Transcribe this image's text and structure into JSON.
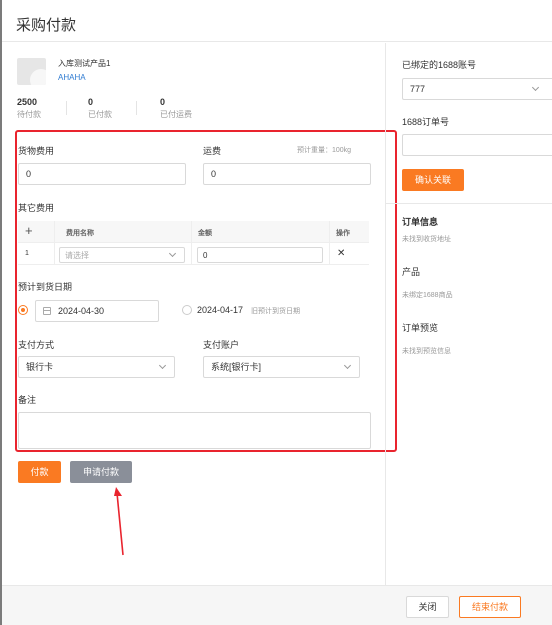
{
  "dialog": {
    "title": "采购付款"
  },
  "product": {
    "name": "入库测试产品1",
    "code": "AHAHA",
    "stats": [
      {
        "value": "2500",
        "label": "待付款"
      },
      {
        "value": "0",
        "label": "已付款"
      },
      {
        "value": "0",
        "label": "已付运费"
      }
    ]
  },
  "form": {
    "goods_fee": {
      "label": "货物费用",
      "value": "0"
    },
    "shipping": {
      "label": "运费",
      "hint": "预计重量：100kg",
      "value": "0"
    },
    "other_fees": {
      "label": "其它费用",
      "columns": {
        "add": "+",
        "name": "费用名称",
        "amount": "金额",
        "action": "操作"
      },
      "rows": [
        {
          "index": "1",
          "name_placeholder": "请选择",
          "amount": "0",
          "delete": "✕"
        }
      ]
    },
    "arrival": {
      "label": "预计到货日期",
      "option1_date": "2024-04-30",
      "option2_date": "2024-04-17",
      "option2_hint": "旧预计到货日期"
    },
    "payment_method": {
      "label": "支付方式",
      "value": "银行卡"
    },
    "payment_account": {
      "label": "支付账户",
      "value": "系统[银行卡]"
    },
    "remark": {
      "label": "备注",
      "value": ""
    }
  },
  "actions": {
    "pay": "付款",
    "request_pay": "申请付款"
  },
  "right": {
    "account_label": "已绑定的1688账号",
    "account_value": "777",
    "order_label": "1688订单号",
    "order_value": "",
    "confirm": "确认关联",
    "order_info_title": "订单信息",
    "order_info_sub": "未找到收货地址",
    "product_title": "产品",
    "product_sub": "未绑定1688商品",
    "preview_title": "订单预览",
    "preview_sub": "未找到预览信息"
  },
  "footer": {
    "close": "关闭",
    "finish": "结束付款"
  },
  "colors": {
    "accent": "#fa7a22",
    "highlight": "#e9242e",
    "link": "#2f7bd1"
  }
}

★ ★ ★ ★ ★ ★ ★

AIM OF THE TASK:
Using the records above, output their complete text exactly, minus any images.

SOLUTION:
Transcribe this image's text and structure into JSON.
{
  "dialog": {
    "title": "采购付款"
  },
  "product": {
    "name": "入库测试产品1",
    "code": "AHAHA",
    "stats": [
      {
        "value": "2500",
        "label": "待付款"
      },
      {
        "value": "0",
        "label": "已付款"
      },
      {
        "value": "0",
        "label": "已付运费"
      }
    ]
  },
  "form": {
    "goods_fee": {
      "label": "货物费用",
      "value": "0"
    },
    "shipping": {
      "label": "运费",
      "hint": "预计重量：100kg",
      "value": "0"
    },
    "other_fees": {
      "label": "其它费用",
      "columns": {
        "add": "+",
        "name": "费用名称",
        "amount": "金额",
        "action": "操作"
      },
      "rows": [
        {
          "index": "1",
          "name_placeholder": "请选择",
          "amount": "0",
          "delete": "✕"
        }
      ]
    },
    "arrival": {
      "label": "预计到货日期",
      "option1_date": "2024-04-30",
      "option2_date": "2024-04-17",
      "option2_hint": "旧预计到货日期"
    },
    "payment_method": {
      "label": "支付方式",
      "value": "银行卡"
    },
    "payment_account": {
      "label": "支付账户",
      "value": "系统[银行卡]"
    },
    "remark": {
      "label": "备注",
      "value": ""
    }
  },
  "actions": {
    "pay": "付款",
    "request_pay": "申请付款"
  },
  "right": {
    "account_label": "已绑定的1688账号",
    "account_value": "777",
    "order_label": "1688订单号",
    "order_value": "",
    "confirm": "确认关联",
    "order_info_title": "订单信息",
    "order_info_sub": "未找到收货地址",
    "product_title": "产品",
    "product_sub": "未绑定1688商品",
    "preview_title": "订单预览",
    "preview_sub": "未找到预览信息"
  },
  "footer": {
    "close": "关闭",
    "finish": "结束付款"
  },
  "colors": {
    "accent": "#fa7a22",
    "highlight": "#e9242e",
    "link": "#2f7bd1"
  }
}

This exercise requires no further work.